-- Begin --

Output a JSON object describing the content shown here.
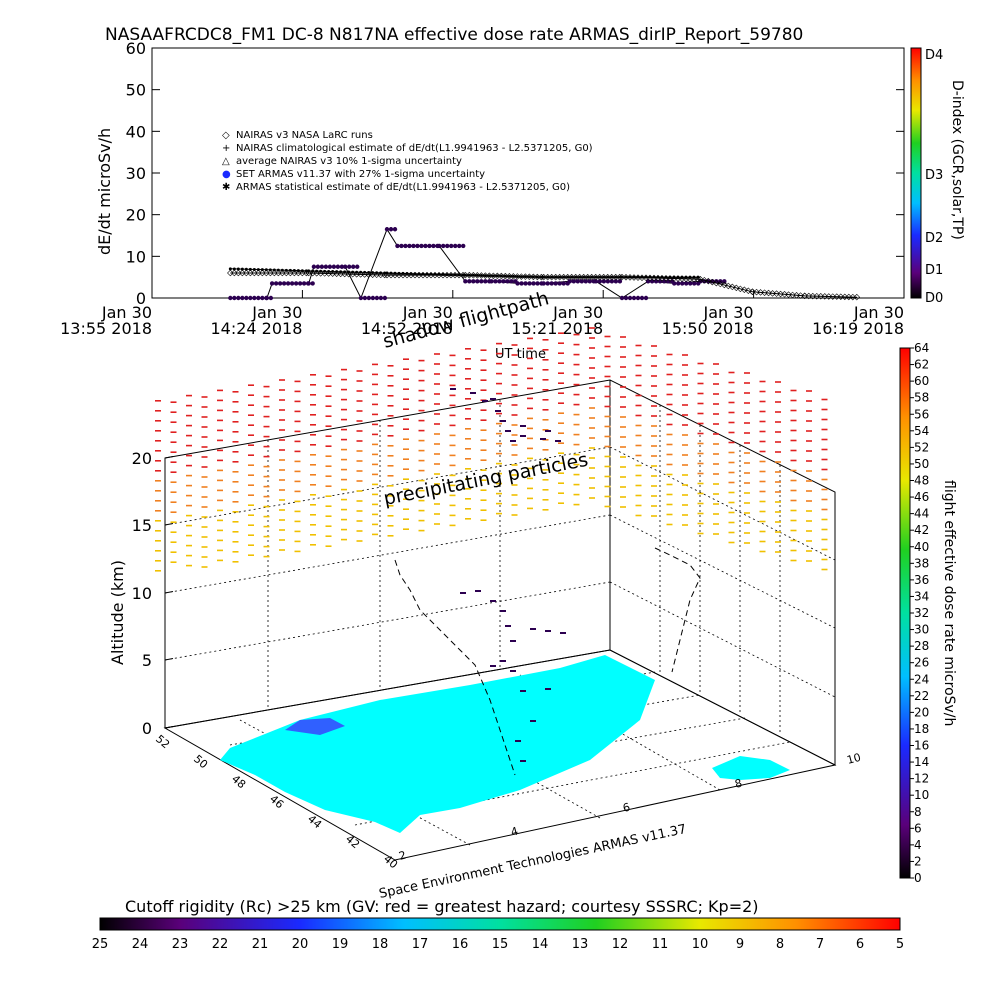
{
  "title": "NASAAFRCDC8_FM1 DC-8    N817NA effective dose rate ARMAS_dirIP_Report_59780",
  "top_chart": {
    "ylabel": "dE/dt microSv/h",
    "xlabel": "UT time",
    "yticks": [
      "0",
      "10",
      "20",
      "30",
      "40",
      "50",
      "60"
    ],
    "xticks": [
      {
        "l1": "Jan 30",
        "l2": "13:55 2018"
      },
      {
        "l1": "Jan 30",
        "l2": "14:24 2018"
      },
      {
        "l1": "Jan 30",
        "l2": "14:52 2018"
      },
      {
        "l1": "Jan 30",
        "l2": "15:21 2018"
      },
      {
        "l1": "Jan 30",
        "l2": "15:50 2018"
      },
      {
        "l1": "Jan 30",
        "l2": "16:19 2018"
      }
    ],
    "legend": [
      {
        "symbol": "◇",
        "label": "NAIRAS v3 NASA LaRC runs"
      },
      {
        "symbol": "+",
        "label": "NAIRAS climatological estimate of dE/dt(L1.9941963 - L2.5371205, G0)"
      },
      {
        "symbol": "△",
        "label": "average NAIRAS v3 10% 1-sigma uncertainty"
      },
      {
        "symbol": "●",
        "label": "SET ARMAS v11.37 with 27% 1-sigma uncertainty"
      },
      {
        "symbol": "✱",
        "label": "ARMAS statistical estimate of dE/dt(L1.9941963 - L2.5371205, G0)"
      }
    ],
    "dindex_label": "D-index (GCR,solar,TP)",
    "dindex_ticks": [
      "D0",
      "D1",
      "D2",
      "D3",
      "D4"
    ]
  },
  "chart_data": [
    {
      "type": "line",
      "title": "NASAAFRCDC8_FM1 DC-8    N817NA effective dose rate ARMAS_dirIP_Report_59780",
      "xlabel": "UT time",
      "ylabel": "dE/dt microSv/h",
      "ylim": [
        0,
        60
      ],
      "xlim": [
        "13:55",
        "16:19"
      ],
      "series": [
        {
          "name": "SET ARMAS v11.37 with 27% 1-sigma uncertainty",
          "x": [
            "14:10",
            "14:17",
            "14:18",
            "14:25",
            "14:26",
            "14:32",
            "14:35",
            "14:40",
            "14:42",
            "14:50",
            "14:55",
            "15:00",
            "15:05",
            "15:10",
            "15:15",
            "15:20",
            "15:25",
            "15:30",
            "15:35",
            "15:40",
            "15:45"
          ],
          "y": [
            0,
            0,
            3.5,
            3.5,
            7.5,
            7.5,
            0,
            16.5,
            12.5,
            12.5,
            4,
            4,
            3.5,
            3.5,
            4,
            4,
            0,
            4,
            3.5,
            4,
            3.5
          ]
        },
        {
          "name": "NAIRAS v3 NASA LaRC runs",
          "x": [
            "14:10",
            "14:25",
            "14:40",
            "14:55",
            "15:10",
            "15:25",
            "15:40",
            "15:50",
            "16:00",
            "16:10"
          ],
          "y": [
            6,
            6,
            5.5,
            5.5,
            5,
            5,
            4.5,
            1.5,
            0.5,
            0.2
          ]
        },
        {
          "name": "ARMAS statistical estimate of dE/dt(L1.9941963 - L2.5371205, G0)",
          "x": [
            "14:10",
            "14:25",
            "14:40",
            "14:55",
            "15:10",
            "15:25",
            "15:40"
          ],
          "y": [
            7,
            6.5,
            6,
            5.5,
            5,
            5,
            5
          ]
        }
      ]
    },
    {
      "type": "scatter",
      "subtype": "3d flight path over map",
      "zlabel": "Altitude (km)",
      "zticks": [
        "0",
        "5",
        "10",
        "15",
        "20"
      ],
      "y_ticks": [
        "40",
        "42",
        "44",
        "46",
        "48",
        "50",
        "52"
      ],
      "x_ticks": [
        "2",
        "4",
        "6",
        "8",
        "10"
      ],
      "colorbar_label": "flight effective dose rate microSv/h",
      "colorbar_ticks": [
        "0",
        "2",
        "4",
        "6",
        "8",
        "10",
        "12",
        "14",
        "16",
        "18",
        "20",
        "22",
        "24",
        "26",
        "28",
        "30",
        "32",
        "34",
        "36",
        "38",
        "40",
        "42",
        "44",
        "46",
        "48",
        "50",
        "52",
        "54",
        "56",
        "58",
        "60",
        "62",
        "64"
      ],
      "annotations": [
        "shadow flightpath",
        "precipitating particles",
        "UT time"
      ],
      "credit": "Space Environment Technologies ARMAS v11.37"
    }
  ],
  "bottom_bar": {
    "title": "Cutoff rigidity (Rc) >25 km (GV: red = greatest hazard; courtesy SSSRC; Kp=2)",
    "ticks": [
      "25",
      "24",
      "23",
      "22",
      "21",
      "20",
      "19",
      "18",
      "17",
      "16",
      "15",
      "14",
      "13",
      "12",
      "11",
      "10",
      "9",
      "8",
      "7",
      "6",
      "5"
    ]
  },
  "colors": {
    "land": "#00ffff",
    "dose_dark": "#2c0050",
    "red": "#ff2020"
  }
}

-- End --
-- Begin --

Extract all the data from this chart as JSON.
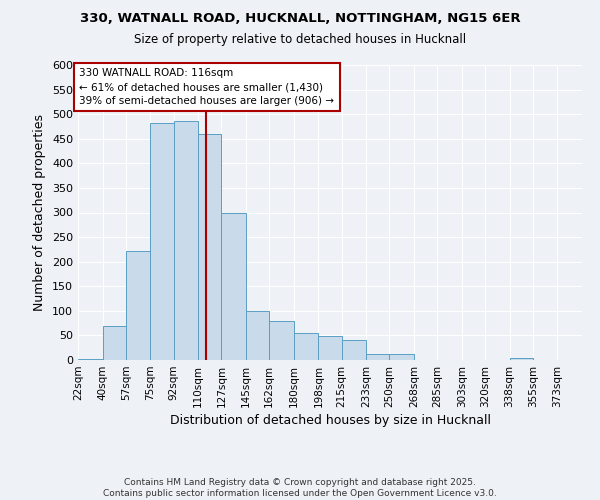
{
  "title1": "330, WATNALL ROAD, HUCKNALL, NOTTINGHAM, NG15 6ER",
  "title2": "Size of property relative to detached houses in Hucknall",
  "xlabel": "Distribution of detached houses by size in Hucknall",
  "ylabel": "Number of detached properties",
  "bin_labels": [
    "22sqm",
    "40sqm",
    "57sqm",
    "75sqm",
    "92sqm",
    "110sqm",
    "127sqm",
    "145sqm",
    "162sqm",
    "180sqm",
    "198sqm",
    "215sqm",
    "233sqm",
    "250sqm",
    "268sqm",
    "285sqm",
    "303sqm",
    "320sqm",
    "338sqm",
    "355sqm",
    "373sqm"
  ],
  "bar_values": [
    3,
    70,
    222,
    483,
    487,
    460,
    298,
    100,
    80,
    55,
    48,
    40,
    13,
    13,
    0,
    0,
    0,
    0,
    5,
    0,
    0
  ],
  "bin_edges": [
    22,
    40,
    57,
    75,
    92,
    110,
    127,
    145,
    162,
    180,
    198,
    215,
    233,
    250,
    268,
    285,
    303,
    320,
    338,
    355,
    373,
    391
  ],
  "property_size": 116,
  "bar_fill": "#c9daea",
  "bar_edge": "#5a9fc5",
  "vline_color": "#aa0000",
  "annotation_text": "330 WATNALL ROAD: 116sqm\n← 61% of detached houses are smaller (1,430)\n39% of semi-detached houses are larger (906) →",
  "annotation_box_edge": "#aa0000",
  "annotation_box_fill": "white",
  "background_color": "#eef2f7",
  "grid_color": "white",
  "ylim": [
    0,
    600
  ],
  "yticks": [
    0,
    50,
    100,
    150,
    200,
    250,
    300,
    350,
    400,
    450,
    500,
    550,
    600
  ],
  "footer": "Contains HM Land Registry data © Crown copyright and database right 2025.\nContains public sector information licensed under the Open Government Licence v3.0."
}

-- End --

§ **Requirements**: Go through the material line by line. Show each line that contains the string "houses".

§ **Full output**:
  "title2": "Size of property relative to detached houses in Hucknall",
  "xlabel": "Distribution of detached houses by size in Hucknall",
  "annotation_text": "330 WATNALL ROAD: 116sqm\n← 61% of detached houses are smaller (1,430)\n39% of semi-detached houses are larger (906) →",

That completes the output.